Provided records Start Marker

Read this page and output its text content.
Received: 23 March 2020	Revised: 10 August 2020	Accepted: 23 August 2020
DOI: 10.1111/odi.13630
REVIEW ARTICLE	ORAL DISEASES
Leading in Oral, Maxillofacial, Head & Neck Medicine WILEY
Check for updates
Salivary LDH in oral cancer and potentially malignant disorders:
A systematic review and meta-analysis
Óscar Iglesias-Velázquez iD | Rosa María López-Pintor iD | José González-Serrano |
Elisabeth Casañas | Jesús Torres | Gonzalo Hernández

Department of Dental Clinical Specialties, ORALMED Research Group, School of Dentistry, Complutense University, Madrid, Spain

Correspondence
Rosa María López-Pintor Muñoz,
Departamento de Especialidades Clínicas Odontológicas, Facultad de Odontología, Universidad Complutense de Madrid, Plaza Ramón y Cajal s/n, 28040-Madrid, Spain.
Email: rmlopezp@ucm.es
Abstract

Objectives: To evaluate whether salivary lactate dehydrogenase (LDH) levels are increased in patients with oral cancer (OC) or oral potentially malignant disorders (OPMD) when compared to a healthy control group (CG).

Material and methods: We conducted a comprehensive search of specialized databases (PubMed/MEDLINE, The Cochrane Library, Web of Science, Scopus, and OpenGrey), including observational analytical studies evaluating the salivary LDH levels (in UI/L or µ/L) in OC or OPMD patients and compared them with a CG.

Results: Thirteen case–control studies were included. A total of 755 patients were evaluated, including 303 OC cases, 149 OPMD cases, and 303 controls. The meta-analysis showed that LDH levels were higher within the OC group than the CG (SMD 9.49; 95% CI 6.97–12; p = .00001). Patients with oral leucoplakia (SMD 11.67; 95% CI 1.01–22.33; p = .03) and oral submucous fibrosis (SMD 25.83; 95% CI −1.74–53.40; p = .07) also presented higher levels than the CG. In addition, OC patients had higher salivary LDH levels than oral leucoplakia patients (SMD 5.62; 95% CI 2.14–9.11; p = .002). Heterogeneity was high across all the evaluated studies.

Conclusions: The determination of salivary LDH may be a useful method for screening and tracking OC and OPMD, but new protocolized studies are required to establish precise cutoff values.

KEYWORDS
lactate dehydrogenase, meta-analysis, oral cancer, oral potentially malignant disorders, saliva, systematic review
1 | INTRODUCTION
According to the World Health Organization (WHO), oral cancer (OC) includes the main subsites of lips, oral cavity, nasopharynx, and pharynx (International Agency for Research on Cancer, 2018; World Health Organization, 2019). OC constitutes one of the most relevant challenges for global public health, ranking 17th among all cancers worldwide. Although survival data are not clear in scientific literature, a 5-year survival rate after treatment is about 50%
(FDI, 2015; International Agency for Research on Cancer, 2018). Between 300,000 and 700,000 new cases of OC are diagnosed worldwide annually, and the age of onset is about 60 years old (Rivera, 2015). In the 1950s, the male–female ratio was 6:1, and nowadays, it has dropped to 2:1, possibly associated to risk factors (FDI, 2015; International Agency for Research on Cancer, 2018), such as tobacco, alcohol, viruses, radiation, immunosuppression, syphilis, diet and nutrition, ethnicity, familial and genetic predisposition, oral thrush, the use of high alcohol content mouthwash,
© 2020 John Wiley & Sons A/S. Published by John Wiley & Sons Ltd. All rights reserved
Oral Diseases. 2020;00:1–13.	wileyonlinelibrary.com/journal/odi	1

Provided records End Marker

Your goal: Filter the entries above down to the lines containing the word "María".

Written reply:
Óscar Iglesias-Velázquez iD | Rosa María López-Pintor iD | José González-Serrano |
Rosa María López-Pintor Muñoz,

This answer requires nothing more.